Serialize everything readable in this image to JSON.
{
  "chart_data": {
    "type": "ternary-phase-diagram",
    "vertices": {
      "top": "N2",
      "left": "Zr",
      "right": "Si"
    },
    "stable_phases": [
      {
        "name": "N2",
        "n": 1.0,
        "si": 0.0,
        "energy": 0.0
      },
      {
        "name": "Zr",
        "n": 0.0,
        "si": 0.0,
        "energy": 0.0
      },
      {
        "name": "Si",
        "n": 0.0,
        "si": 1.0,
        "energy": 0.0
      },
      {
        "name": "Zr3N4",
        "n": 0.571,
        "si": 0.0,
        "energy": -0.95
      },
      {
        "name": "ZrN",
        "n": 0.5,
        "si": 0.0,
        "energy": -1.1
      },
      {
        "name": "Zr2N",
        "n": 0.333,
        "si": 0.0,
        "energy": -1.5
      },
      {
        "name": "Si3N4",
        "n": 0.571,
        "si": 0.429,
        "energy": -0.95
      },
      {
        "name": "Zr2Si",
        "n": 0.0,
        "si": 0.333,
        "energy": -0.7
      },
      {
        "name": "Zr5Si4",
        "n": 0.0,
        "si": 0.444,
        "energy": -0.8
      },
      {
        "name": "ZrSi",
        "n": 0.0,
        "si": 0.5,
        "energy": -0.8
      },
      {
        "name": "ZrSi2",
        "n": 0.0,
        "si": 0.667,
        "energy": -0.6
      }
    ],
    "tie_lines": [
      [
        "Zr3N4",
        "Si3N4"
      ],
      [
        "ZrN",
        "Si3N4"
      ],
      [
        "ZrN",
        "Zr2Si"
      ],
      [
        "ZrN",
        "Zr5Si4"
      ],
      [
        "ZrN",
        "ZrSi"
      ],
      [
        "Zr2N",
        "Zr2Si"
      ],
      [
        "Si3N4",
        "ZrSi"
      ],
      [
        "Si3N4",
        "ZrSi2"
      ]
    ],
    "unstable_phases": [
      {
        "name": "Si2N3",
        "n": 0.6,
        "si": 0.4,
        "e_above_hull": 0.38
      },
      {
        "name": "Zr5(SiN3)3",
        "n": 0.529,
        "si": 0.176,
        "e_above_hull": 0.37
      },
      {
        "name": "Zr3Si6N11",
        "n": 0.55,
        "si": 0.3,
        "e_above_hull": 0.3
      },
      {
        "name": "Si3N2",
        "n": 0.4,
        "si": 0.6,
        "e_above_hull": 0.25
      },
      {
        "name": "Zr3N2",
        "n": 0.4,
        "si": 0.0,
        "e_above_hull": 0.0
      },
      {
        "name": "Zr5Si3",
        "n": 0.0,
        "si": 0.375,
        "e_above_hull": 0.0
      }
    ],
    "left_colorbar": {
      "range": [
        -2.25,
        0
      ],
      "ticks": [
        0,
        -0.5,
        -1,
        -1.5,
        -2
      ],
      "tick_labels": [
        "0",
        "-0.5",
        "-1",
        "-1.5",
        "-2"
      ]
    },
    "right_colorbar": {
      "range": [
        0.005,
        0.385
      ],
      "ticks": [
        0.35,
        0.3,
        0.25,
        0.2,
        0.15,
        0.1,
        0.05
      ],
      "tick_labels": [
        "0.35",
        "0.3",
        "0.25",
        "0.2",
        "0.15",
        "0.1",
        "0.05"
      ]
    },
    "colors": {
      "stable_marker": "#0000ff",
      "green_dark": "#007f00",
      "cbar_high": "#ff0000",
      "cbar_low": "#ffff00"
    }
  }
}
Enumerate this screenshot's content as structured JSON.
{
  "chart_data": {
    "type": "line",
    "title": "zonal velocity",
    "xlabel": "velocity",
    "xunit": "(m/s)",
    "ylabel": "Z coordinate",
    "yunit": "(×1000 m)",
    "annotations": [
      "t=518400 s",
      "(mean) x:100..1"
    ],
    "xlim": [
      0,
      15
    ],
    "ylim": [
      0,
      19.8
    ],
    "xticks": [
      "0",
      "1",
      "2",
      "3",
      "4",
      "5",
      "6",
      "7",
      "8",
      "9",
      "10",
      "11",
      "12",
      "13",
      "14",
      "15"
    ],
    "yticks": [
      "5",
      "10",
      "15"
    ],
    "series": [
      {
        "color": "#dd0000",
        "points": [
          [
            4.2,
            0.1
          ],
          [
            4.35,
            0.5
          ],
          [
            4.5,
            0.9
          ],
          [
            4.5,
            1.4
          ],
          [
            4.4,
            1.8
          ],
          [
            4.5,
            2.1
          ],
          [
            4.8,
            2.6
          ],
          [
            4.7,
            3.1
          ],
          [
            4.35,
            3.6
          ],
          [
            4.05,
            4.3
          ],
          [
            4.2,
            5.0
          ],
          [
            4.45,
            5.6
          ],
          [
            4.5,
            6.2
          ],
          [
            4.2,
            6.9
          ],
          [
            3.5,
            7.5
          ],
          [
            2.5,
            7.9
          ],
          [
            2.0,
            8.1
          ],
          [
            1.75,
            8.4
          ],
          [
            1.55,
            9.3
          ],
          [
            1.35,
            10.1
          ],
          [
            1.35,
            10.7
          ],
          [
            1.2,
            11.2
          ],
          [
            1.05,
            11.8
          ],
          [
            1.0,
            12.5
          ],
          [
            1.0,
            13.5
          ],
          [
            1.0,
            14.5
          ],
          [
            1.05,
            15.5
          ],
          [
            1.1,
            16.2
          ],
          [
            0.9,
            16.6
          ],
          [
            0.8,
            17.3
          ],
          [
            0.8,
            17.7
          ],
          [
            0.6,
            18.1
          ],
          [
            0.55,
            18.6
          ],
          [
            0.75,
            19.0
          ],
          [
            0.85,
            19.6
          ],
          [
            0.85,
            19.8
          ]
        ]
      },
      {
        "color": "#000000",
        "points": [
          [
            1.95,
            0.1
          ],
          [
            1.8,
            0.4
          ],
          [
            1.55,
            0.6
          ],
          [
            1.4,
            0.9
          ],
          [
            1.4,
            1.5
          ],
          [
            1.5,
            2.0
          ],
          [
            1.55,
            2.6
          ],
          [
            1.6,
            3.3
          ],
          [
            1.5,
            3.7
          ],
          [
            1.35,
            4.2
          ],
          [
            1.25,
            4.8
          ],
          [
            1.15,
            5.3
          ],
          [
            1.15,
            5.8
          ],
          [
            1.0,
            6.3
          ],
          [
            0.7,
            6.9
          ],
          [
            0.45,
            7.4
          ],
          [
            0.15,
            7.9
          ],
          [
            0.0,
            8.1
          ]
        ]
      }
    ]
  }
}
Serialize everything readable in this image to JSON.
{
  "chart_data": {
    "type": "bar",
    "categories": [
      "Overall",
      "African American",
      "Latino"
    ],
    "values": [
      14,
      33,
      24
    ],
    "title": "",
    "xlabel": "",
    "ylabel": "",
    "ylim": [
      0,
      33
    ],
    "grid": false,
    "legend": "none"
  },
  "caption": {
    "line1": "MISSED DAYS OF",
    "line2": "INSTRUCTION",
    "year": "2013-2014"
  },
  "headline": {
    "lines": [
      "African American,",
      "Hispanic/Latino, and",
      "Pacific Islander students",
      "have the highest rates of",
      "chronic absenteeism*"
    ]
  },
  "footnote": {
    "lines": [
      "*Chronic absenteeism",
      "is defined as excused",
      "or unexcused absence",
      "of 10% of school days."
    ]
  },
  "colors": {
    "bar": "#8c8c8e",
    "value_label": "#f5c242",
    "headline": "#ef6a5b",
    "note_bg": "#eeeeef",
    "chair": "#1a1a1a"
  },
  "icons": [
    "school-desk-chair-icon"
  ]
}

Stated goal –
Return only the number of lines in the preceding records that contain the string "absenteeism".

Exercise result –
2